*THE DATA:*
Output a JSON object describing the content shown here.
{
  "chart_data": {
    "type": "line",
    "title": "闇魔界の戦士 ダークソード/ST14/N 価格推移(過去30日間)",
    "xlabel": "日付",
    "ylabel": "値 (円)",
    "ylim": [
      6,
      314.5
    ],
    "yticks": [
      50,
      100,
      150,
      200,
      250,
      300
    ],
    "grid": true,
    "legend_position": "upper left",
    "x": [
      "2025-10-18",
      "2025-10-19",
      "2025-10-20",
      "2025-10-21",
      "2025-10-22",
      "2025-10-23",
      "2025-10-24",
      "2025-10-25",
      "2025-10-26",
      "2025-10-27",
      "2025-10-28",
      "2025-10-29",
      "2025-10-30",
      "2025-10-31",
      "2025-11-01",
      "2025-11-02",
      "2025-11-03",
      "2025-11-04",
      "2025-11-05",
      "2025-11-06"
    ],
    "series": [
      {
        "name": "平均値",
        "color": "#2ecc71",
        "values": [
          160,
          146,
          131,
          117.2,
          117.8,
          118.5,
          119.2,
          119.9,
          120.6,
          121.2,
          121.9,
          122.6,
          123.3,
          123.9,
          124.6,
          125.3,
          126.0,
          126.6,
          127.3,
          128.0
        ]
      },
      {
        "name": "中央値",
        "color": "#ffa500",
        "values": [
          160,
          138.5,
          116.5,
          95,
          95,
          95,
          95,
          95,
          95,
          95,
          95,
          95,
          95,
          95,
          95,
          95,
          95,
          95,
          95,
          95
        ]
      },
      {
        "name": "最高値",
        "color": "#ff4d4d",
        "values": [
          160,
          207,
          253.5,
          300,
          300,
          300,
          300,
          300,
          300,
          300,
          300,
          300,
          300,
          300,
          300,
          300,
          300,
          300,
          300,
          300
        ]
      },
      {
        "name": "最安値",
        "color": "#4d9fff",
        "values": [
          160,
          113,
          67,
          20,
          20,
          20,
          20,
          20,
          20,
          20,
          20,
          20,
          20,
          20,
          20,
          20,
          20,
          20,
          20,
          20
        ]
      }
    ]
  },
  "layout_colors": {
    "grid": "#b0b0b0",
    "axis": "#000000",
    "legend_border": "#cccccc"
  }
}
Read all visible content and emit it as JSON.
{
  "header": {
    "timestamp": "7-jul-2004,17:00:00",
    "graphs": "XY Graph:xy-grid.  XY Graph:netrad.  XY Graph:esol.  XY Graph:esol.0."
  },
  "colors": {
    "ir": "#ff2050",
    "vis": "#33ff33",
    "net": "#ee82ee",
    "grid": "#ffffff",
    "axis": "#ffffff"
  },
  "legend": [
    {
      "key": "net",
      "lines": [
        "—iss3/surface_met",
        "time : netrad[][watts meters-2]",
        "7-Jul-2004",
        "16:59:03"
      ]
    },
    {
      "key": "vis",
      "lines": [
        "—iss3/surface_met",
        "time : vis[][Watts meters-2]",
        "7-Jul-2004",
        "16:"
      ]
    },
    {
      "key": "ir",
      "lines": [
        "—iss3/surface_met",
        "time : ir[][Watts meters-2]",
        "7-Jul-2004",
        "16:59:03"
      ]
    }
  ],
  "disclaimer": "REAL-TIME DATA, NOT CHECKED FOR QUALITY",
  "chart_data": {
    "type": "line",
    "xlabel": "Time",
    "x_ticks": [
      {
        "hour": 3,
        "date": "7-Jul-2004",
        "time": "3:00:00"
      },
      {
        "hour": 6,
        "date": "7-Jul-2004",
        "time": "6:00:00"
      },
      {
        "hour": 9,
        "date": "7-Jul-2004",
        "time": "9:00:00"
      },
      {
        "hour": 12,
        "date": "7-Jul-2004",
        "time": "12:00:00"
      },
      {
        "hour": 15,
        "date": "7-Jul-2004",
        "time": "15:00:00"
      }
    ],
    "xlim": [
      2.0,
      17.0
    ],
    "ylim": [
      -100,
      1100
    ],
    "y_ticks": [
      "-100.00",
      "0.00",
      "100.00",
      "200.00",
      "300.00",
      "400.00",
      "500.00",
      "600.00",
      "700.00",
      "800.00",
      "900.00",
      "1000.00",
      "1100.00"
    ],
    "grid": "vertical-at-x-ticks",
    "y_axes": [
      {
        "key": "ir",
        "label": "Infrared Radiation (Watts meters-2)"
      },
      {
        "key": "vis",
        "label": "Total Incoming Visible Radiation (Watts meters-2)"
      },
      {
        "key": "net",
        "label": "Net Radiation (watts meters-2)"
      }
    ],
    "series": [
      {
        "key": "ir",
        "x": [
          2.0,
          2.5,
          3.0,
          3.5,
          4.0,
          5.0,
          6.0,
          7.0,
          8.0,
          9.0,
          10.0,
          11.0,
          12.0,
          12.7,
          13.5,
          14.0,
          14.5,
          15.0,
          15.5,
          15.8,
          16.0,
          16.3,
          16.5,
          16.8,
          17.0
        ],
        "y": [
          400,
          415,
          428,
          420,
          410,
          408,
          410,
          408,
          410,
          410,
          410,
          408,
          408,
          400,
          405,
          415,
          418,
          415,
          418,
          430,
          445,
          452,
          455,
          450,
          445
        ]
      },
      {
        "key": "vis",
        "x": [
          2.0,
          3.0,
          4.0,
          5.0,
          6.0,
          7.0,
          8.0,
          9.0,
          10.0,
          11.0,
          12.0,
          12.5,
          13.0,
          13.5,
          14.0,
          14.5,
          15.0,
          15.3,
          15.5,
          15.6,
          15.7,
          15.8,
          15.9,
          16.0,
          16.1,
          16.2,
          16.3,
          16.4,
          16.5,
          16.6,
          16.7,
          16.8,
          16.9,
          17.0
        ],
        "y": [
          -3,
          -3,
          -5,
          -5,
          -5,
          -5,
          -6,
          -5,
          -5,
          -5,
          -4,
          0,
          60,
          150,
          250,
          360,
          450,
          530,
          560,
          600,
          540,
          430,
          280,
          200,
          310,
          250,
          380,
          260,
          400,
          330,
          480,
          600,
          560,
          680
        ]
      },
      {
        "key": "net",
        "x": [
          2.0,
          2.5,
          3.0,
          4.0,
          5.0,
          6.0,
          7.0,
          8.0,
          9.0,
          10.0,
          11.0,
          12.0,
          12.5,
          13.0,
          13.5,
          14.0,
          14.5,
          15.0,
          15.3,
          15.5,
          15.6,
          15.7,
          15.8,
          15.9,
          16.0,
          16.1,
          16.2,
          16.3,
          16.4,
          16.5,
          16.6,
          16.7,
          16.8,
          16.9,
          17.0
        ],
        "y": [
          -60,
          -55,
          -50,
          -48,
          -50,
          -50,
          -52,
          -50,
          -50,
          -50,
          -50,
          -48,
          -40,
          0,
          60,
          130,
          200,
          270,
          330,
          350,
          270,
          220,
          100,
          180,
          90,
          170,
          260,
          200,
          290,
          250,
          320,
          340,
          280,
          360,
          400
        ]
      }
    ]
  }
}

*STATED PROBLEM:* Transcribe all of the lines in the records precisely.

*COMPLETED EXERCISE:*
Output a JSON object describing the content shown here.
{
  "chart_data": {
    "type": "line",
    "title": "闇魔界の戦士 ダークソード/ST14/N 価格推移(過去30日間)",
    "xlabel": "日付",
    "ylabel": "値 (円)",
    "ylim": [
      6,
      314.5
    ],
    "yticks": [
      50,
      100,
      150,
      200,
      250,
      300
    ],
    "grid": true,
    "legend_position": "upper left",
    "x": [
      "2025-10-18",
      "2025-10-19",
      "2025-10-20",
      "2025-10-21",
      "2025-10-22",
      "2025-10-23",
      "2025-10-24",
      "2025-10-25",
      "2025-10-26",
      "2025-10-27",
      "2025-10-28",
      "2025-10-29",
      "2025-10-30",
      "2025-10-31",
      "2025-11-01",
      "2025-11-02",
      "2025-11-03",
      "2025-11-04",
      "2025-11-05",
      "2025-11-06"
    ],
    "series": [
      {
        "name": "平均値",
        "color": "#2ecc71",
        "values": [
          160,
          146,
          131,
          117.2,
          117.8,
          118.5,
          119.2,
          119.9,
          120.6,
          121.2,
          121.9,
          122.6,
          123.3,
          123.9,
          124.6,
          125.3,
          126.0,
          126.6,
          127.3,
          128.0
        ]
      },
      {
        "name": "中央値",
        "color": "#ffa500",
        "values": [
          160,
          138.5,
          116.5,
          95,
          95,
          95,
          95,
          95,
          95,
          95,
          95,
          95,
          95,
          95,
          95,
          95,
          95,
          95,
          95,
          95
        ]
      },
      {
        "name": "最高値",
        "color": "#ff4d4d",
        "values": [
          160,
          207,
          253.5,
          300,
          300,
          300,
          300,
          300,
          300,
          300,
          300,
          300,
          300,
          300,
          300,
          300,
          300,
          300,
          300,
          300
        ]
      },
      {
        "name": "最安値",
        "color": "#4d9fff",
        "values": [
          160,
          113,
          67,
          20,
          20,
          20,
          20,
          20,
          20,
          20,
          20,
          20,
          20,
          20,
          20,
          20,
          20,
          20,
          20,
          20
        ]
      }
    ]
  },
  "layout_colors": {
    "grid": "#b0b0b0",
    "axis": "#000000",
    "legend_border": "#cccccc"
  }
}
Read all visible content and emit it as JSON.
{
  "header": {
    "timestamp": "7-jul-2004,17:00:00",
    "graphs": "XY Graph:xy-grid.  XY Graph:netrad.  XY Graph:esol.  XY Graph:esol.0."
  },
  "colors": {
    "ir": "#ff2050",
    "vis": "#33ff33",
    "net": "#ee82ee",
    "grid": "#ffffff",
    "axis": "#ffffff"
  },
  "legend": [
    {
      "key": "net",
      "lines": [
        "—iss3/surface_met",
        "time : netrad[][watts meters-2]",
        "7-Jul-2004",
        "16:59:03"
      ]
    },
    {
      "key": "vis",
      "lines": [
        "—iss3/surface_met",
        "time : vis[][Watts meters-2]",
        "7-Jul-2004",
        "16:"
      ]
    },
    {
      "key": "ir",
      "lines": [
        "—iss3/surface_met",
        "time : ir[][Watts meters-2]",
        "7-Jul-2004",
        "16:59:03"
      ]
    }
  ],
  "disclaimer": "REAL-TIME DATA, NOT CHECKED FOR QUALITY",
  "chart_data": {
    "type": "line",
    "xlabel": "Time",
    "x_ticks": [
      {
        "hour": 3,
        "date": "7-Jul-2004",
        "time": "3:00:00"
      },
      {
        "hour": 6,
        "date": "7-Jul-2004",
        "time": "6:00:00"
      },
      {
        "hour": 9,
        "date": "7-Jul-2004",
        "time": "9:00:00"
      },
      {
        "hour": 12,
        "date": "7-Jul-2004",
        "time": "12:00:00"
      },
      {
        "hour": 15,
        "date": "7-Jul-2004",
        "time": "15:00:00"
      }
    ],
    "xlim": [
      2.0,
      17.0
    ],
    "ylim": [
      -100,
      1100
    ],
    "y_ticks": [
      "-100.00",
      "0.00",
      "100.00",
      "200.00",
      "300.00",
      "400.00",
      "500.00",
      "600.00",
      "700.00",
      "800.00",
      "900.00",
      "1000.00",
      "1100.00"
    ],
    "grid": "vertical-at-x-ticks",
    "y_axes": [
      {
        "key": "ir",
        "label": "Infrared Radiation (Watts meters-2)"
      },
      {
        "key": "vis",
        "label": "Total Incoming Visible Radiation (Watts meters-2)"
      },
      {
        "key": "net",
        "label": "Net Radiation (watts meters-2)"
      }
    ],
    "series": [
      {
        "key": "ir",
        "x": [
          2.0,
          2.5,
          3.0,
          3.5,
          4.0,
          5.0,
          6.0,
          7.0,
          8.0,
          9.0,
          10.0,
          11.0,
          12.0,
          12.7,
          13.5,
          14.0,
          14.5,
          15.0,
          15.5,
          15.8,
          16.0,
          16.3,
          16.5,
          16.8,
          17.0
        ],
        "y": [
          400,
          415,
          428,
          420,
          410,
          408,
          410,
          408,
          410,
          410,
          410,
          408,
          408,
          400,
          405,
          415,
          418,
          415,
          418,
          430,
          445,
          452,
          455,
          450,
          445
        ]
      },
      {
        "key": "vis",
        "x": [
          2.0,
          3.0,
          4.0,
          5.0,
          6.0,
          7.0,
          8.0,
          9.0,
          10.0,
          11.0,
          12.0,
          12.5,
          13.0,
          13.5,
          14.0,
          14.5,
          15.0,
          15.3,
          15.5,
          15.6,
          15.7,
          15.8,
          15.9,
          16.0,
          16.1,
          16.2,
          16.3,
          16.4,
          16.5,
          16.6,
          16.7,
          16.8,
          16.9,
          17.0
        ],
        "y": [
          -3,
          -3,
          -5,
          -5,
          -5,
          -5,
          -6,
          -5,
          -5,
          -5,
          -4,
          0,
          60,
          150,
          250,
          360,
          450,
          530,
          560,
          600,
          540,
          430,
          280,
          200,
          310,
          250,
          380,
          260,
          400,
          330,
          480,
          600,
          560,
          680
        ]
      },
      {
        "key": "net",
        "x": [
          2.0,
          2.5,
          3.0,
          4.0,
          5.0,
          6.0,
          7.0,
          8.0,
          9.0,
          10.0,
          11.0,
          12.0,
          12.5,
          13.0,
          13.5,
          14.0,
          14.5,
          15.0,
          15.3,
          15.5,
          15.6,
          15.7,
          15.8,
          15.9,
          16.0,
          16.1,
          16.2,
          16.3,
          16.4,
          16.5,
          16.6,
          16.7,
          16.8,
          16.9,
          17.0
        ],
        "y": [
          -60,
          -55,
          -50,
          -48,
          -50,
          -50,
          -52,
          -50,
          -50,
          -50,
          -50,
          -48,
          -40,
          0,
          60,
          130,
          200,
          270,
          330,
          350,
          270,
          220,
          100,
          180,
          90,
          170,
          260,
          200,
          290,
          250,
          320,
          340,
          280,
          360,
          400
        ]
      }
    ]
  }
}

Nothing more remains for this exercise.